[Source records]
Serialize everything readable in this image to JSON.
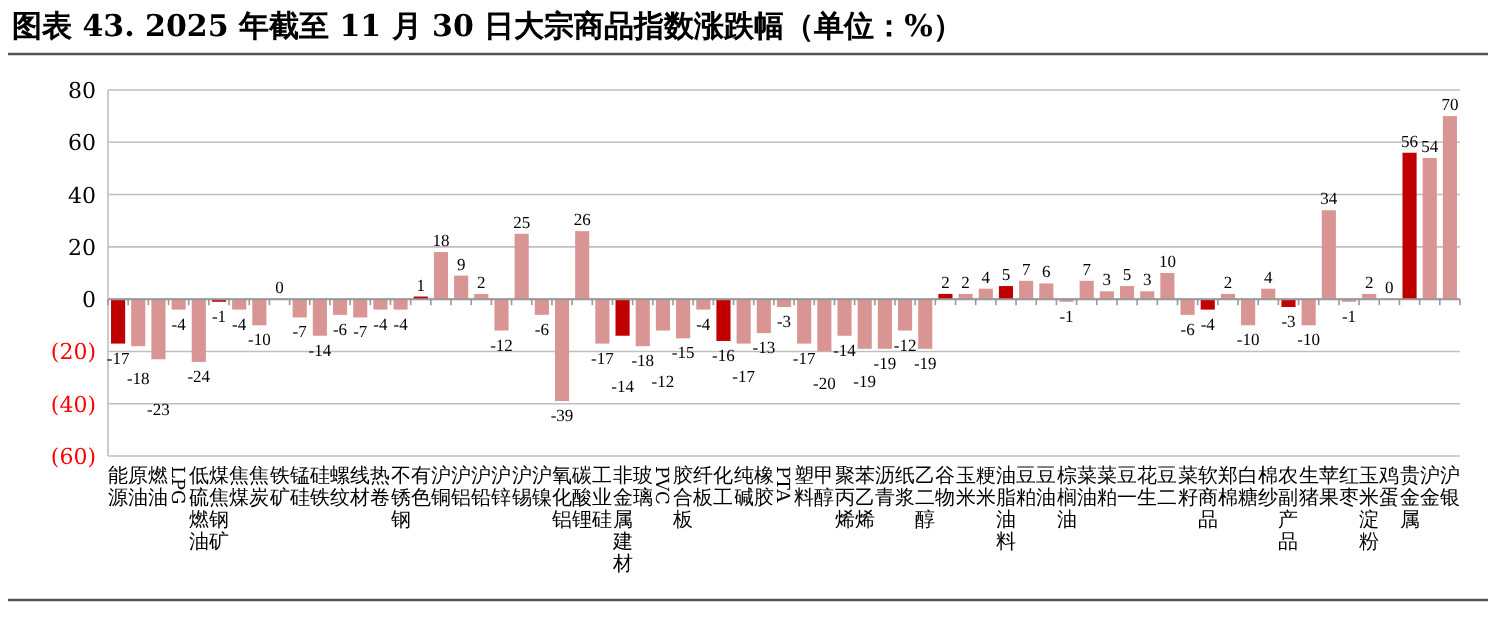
{
  "chart_data": {
    "type": "bar",
    "title": "图表 43. 2025 年截至 11 月 30 日大宗商品指数涨跌幅（单位：%）",
    "categories": [
      "能源",
      "原油",
      "燃油",
      "LPG",
      "低硫燃油",
      "煤焦钢矿",
      "焦煤",
      "焦炭",
      "铁矿",
      "锰硅",
      "硅铁",
      "螺纹",
      "线材",
      "热卷",
      "不锈钢",
      "有色",
      "沪铜",
      "沪铝",
      "沪铅",
      "沪锌",
      "沪锡",
      "沪镍",
      "氧化铝",
      "碳酸锂",
      "工业硅",
      "非金属建材",
      "玻璃",
      "PVC",
      "胶合板",
      "纤板",
      "化工",
      "纯碱",
      "橡胶",
      "PTA",
      "塑料",
      "甲醇",
      "聚丙烯",
      "苯乙烯",
      "沥青",
      "纸浆",
      "乙二醇",
      "谷物",
      "玉米",
      "粳米",
      "油脂油料",
      "豆粕",
      "豆油",
      "棕榈油",
      "菜油",
      "菜粕",
      "豆一",
      "花生",
      "豆二",
      "菜籽",
      "软商品",
      "郑棉",
      "白糖",
      "棉纱",
      "农副产品",
      "生猪",
      "苹果",
      "红枣",
      "玉米淀粉",
      "鸡蛋",
      "贵金属",
      "沪金",
      "沪银"
    ],
    "values": [
      -17,
      -18,
      -23,
      -4,
      -24,
      -1,
      -4,
      -10,
      0,
      -7,
      -14,
      -6,
      -7,
      -4,
      -4,
      1,
      18,
      9,
      2,
      -12,
      25,
      -6,
      -39,
      26,
      -17,
      -14,
      -18,
      -12,
      -15,
      -4,
      -16,
      -17,
      -13,
      -3,
      -17,
      -20,
      -14,
      -19,
      -19,
      -12,
      -19,
      2,
      2,
      4,
      5,
      7,
      6,
      -1,
      7,
      3,
      5,
      3,
      10,
      -6,
      -4,
      2,
      -10,
      4,
      -3,
      -10,
      34,
      -1,
      2,
      0,
      56,
      54,
      70
    ],
    "colors": [
      "#c00000",
      "#d99594",
      "#d99594",
      "#d99594",
      "#d99594",
      "#c00000",
      "#d99594",
      "#d99594",
      "#d99594",
      "#d99594",
      "#d99594",
      "#d99594",
      "#d99594",
      "#d99594",
      "#d99594",
      "#c00000",
      "#d99594",
      "#d99594",
      "#d99594",
      "#d99594",
      "#d99594",
      "#d99594",
      "#d99594",
      "#d99594",
      "#d99594",
      "#c00000",
      "#d99594",
      "#d99594",
      "#d99594",
      "#d99594",
      "#c00000",
      "#d99594",
      "#d99594",
      "#d99594",
      "#d99594",
      "#d99594",
      "#d99594",
      "#d99594",
      "#d99594",
      "#d99594",
      "#d99594",
      "#c00000",
      "#d99594",
      "#d99594",
      "#c00000",
      "#d99594",
      "#d99594",
      "#d99594",
      "#d99594",
      "#d99594",
      "#d99594",
      "#d99594",
      "#d99594",
      "#d99594",
      "#c00000",
      "#d99594",
      "#d99594",
      "#d99594",
      "#c00000",
      "#d99594",
      "#d99594",
      "#d99594",
      "#d99594",
      "#d99594",
      "#c00000",
      "#d99594",
      "#d99594"
    ],
    "ylim": [
      -60,
      80
    ],
    "yticks": [
      80,
      60,
      40,
      20,
      0,
      {
        "value": -20,
        "label": "(20)"
      },
      {
        "value": -40,
        "label": "(40)"
      },
      {
        "value": -60,
        "label": "(60)"
      }
    ],
    "grid": "y",
    "data_labels": true
  }
}
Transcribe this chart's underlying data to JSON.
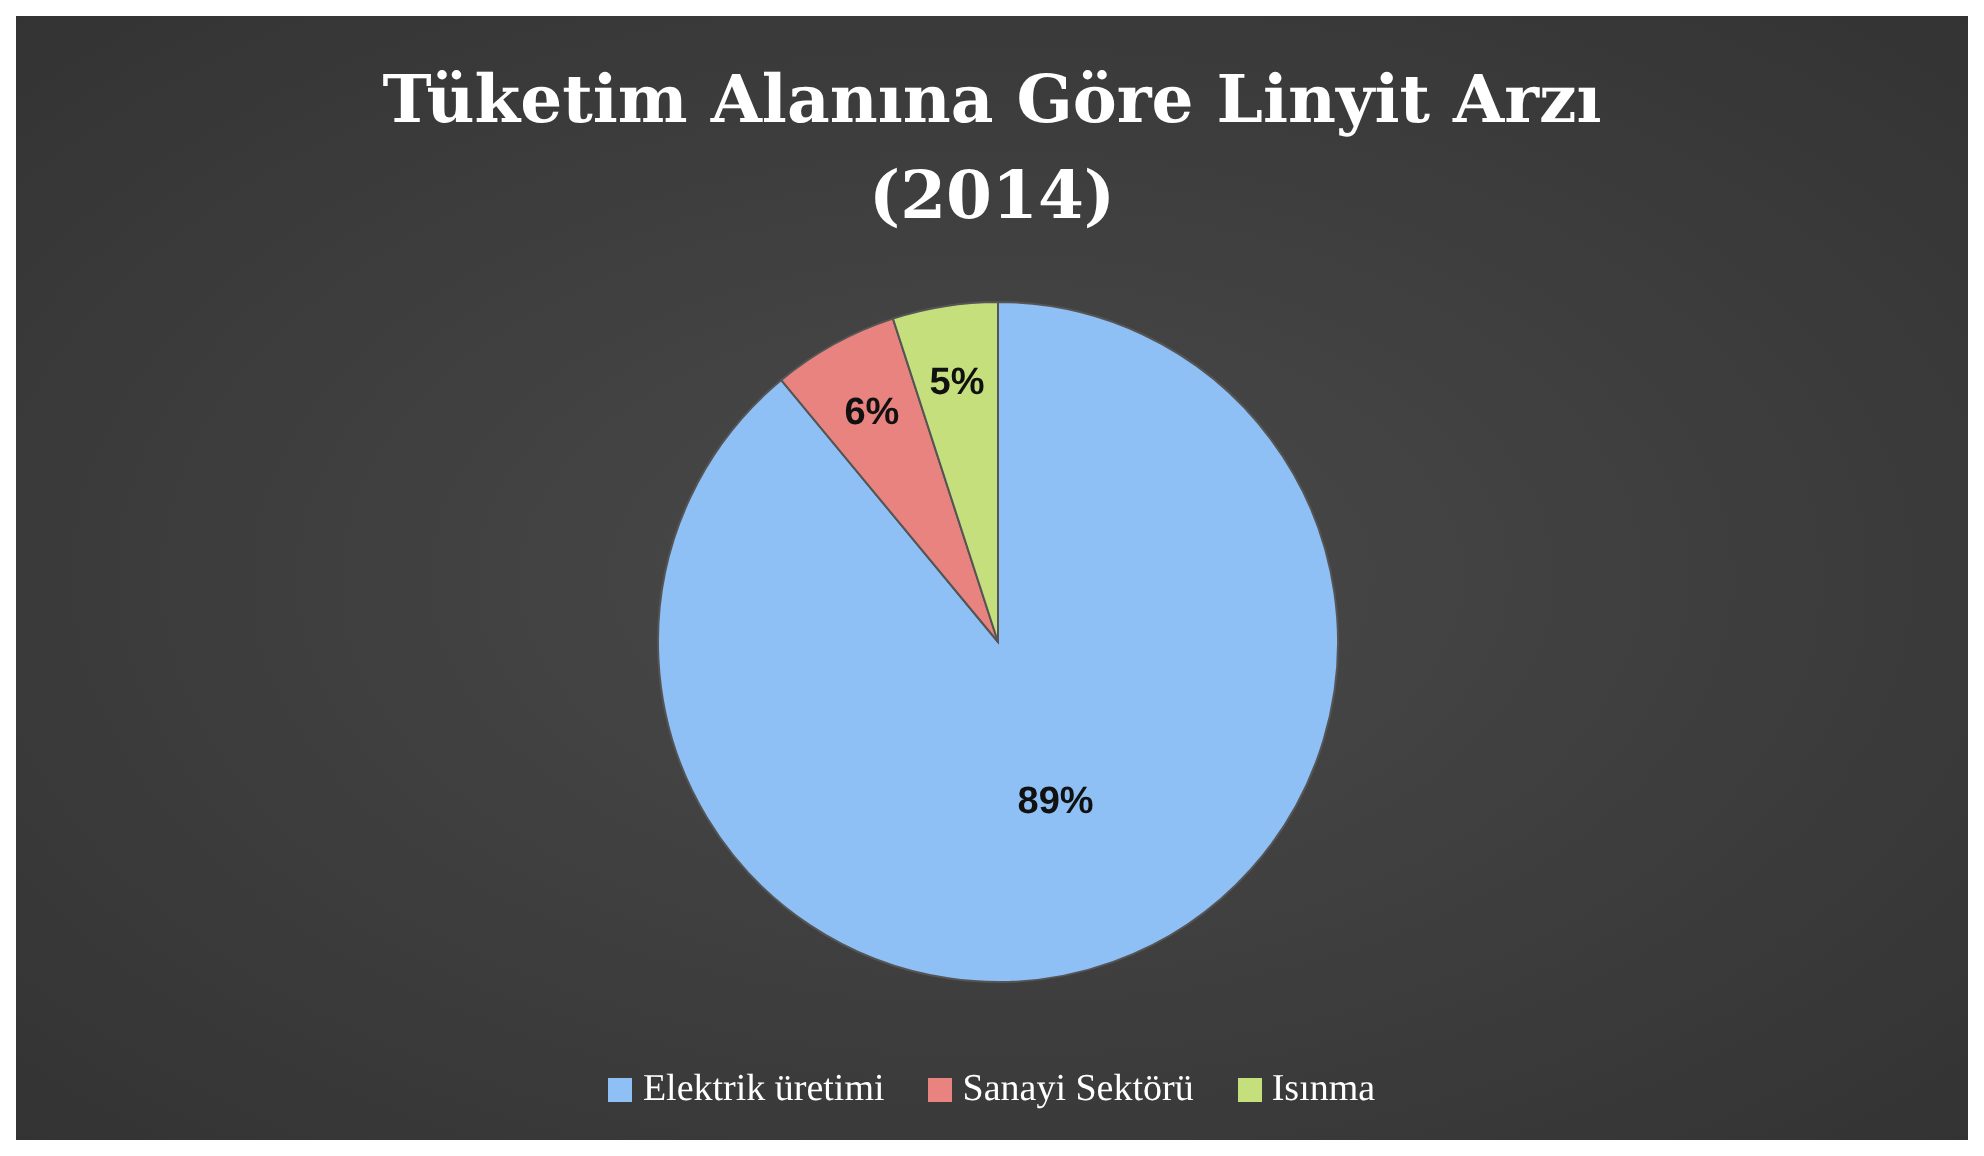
{
  "chart_data": {
    "type": "pie",
    "title": "Tüketim Alanına Göre Linyit Arzı\n(2014)",
    "categories": [
      "Elektrik üretimi",
      "Sanayi Sektörü",
      "Isınma"
    ],
    "values": [
      89,
      6,
      5
    ],
    "colors": [
      "#8fc0f5",
      "#e8837f",
      "#c6df7d"
    ],
    "value_labels": [
      "89%",
      "6%",
      "5%"
    ],
    "legend": "bottom"
  }
}
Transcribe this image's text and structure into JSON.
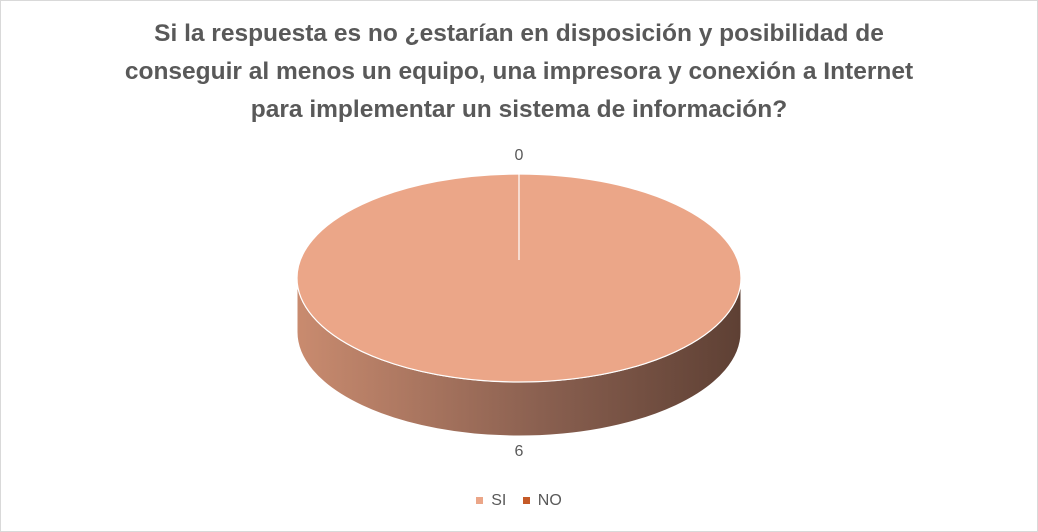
{
  "chart_data": {
    "type": "pie",
    "title_lines": [
      "Si la respuesta es no ¿estarían en disposición y posibilidad de",
      "conseguir al menos un equipo, una impresora y conexión a Internet",
      "para implementar un sistema de información?"
    ],
    "categories": [
      "SI",
      "NO"
    ],
    "values": [
      6,
      0
    ],
    "data_labels": [
      "6",
      "0"
    ],
    "colors": [
      "#EBA688",
      "#C55A28"
    ],
    "side_shade_light": "#C98B6F",
    "side_shade_dark": "#5E4034",
    "legend_position": "bottom",
    "three_d": true
  }
}
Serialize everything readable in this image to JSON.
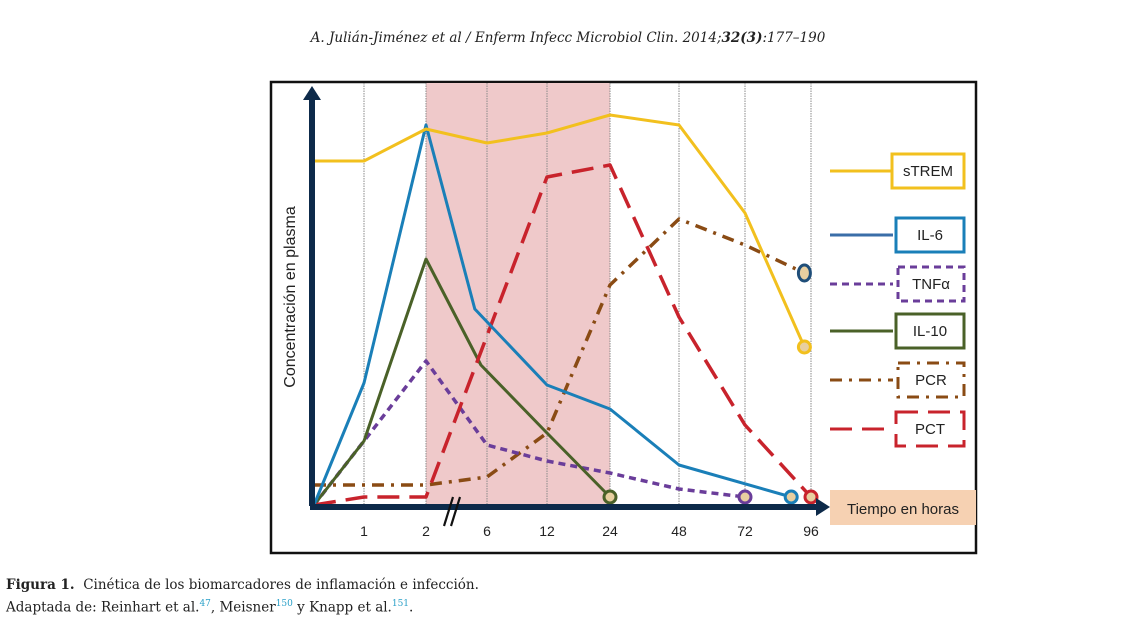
{
  "header": {
    "authors": "A. Julián-Jiménez et al / Enferm Infecc Microbiol Clin. 2014;",
    "volume_issue": "32(3)",
    "pages": ":177–190"
  },
  "caption": {
    "label": "Figura 1.",
    "text": "Cinética de los biomarcadores de inflamación e infección.",
    "adapted_prefix": "Adaptada de: Reinhart et al.",
    "ref1": "47",
    "sep1": ", Meisner",
    "ref2": "150",
    "sep2": " y Knapp et al.",
    "ref3": "151",
    "end": "."
  },
  "chart_data": {
    "type": "line",
    "title": "",
    "xlabel": "Tiempo en horas",
    "ylabel": "Concentración en plasma",
    "x_ticks": [
      "1",
      "2",
      "6",
      "12",
      "24",
      "48",
      "72",
      "96"
    ],
    "x_positions_note": "x values are category index positions: 0 = origin, 1..8 = ticks 1,2,6,12,24,48,72,96",
    "ylim": [
      0,
      100
    ],
    "y_units": "relative concentration (no scale shown)",
    "shaded_region": {
      "from_tick": "2",
      "to_tick": "24",
      "color": "#efc9ca"
    },
    "axis_break": "between 2 and 6",
    "grid": "vertical dotted lines at each tick",
    "legend_placement": "right",
    "series": [
      {
        "name": "sTREM",
        "color": "#f2c01e",
        "style": "solid",
        "x": [
          0,
          1,
          2,
          3,
          4,
          5,
          6,
          7,
          7.9
        ],
        "y": [
          86,
          86,
          94,
          90.5,
          93,
          97.5,
          95,
          73,
          39.5
        ],
        "end_marker": true
      },
      {
        "name": "IL-6",
        "color": "#1a7fb8",
        "style": "solid",
        "x": [
          0,
          1,
          2,
          2.8,
          4,
          5,
          6,
          7.7
        ],
        "y": [
          0,
          30.5,
          95,
          49,
          30,
          24,
          10,
          2
        ],
        "end_marker": true
      },
      {
        "name": "TNFα",
        "color": "#6a3d9a",
        "style": "dashed",
        "x": [
          0,
          1,
          2,
          3,
          4,
          5,
          6,
          7
        ],
        "y": [
          0,
          16,
          36,
          15,
          11,
          8,
          4,
          2
        ],
        "end_marker": true
      },
      {
        "name": "IL-10",
        "color": "#4a6128",
        "style": "solid",
        "x": [
          0,
          1,
          2,
          2.9,
          4,
          5
        ],
        "y": [
          0,
          16,
          61.5,
          35,
          18,
          2
        ],
        "end_marker": true
      },
      {
        "name": "PCR",
        "color": "#8a4b14",
        "style": "dashdot",
        "x": [
          0,
          1,
          2,
          3,
          4,
          5,
          6,
          7,
          7.9
        ],
        "y": [
          5,
          5,
          5,
          7,
          18,
          55,
          71.5,
          65,
          58
        ],
        "end_marker": true
      },
      {
        "name": "PCT",
        "color": "#c8232c",
        "style": "longdash",
        "x": [
          0,
          1,
          2,
          4,
          5,
          6,
          7,
          8
        ],
        "y": [
          0,
          2,
          2,
          82,
          85,
          47,
          20,
          2
        ],
        "end_marker": true
      }
    ]
  }
}
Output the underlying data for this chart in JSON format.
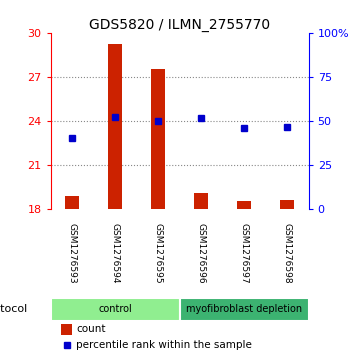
{
  "title": "GDS5820 / ILMN_2755770",
  "samples": [
    "GSM1276593",
    "GSM1276594",
    "GSM1276595",
    "GSM1276596",
    "GSM1276597",
    "GSM1276598"
  ],
  "count_values": [
    18.85,
    29.2,
    27.5,
    19.05,
    18.55,
    18.6
  ],
  "percentile_values": [
    40.0,
    52.0,
    50.0,
    51.5,
    46.0,
    46.5
  ],
  "ymin": 18,
  "ymax": 30,
  "yticks": [
    18,
    21,
    24,
    27,
    30
  ],
  "y2min": 0,
  "y2max": 100,
  "y2ticks": [
    0,
    25,
    50,
    75,
    100
  ],
  "y2labels": [
    "0",
    "25",
    "50",
    "75",
    "100%"
  ],
  "groups": [
    {
      "label": "control",
      "start": 0,
      "end": 3,
      "color": "#90ee90"
    },
    {
      "label": "myofibroblast depletion",
      "start": 3,
      "end": 6,
      "color": "#3cb371"
    }
  ],
  "bar_color": "#cc2200",
  "dot_color": "#0000cc",
  "bar_width": 0.32,
  "dotted_line_color": "#888888",
  "background_color": "#ffffff",
  "sample_label_area_color": "#cccccc",
  "count_label": "count",
  "percentile_label": "percentile rank within the sample",
  "protocol_label": "protocol",
  "title_fontsize": 10,
  "tick_fontsize": 8,
  "legend_fontsize": 7.5,
  "sample_fontsize": 6.5
}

* _Instructions to follow_: Leave out every line without the string "this" and copy the rest.

* _Solution_:
Serialize everything readable in this image to JSON.
Transcribe this chart's underlying data to JSON.
Transcribe this image's text and structure into JSON.
Serialize everything readable in this image to JSON.
Output the underlying data for this chart in JSON format.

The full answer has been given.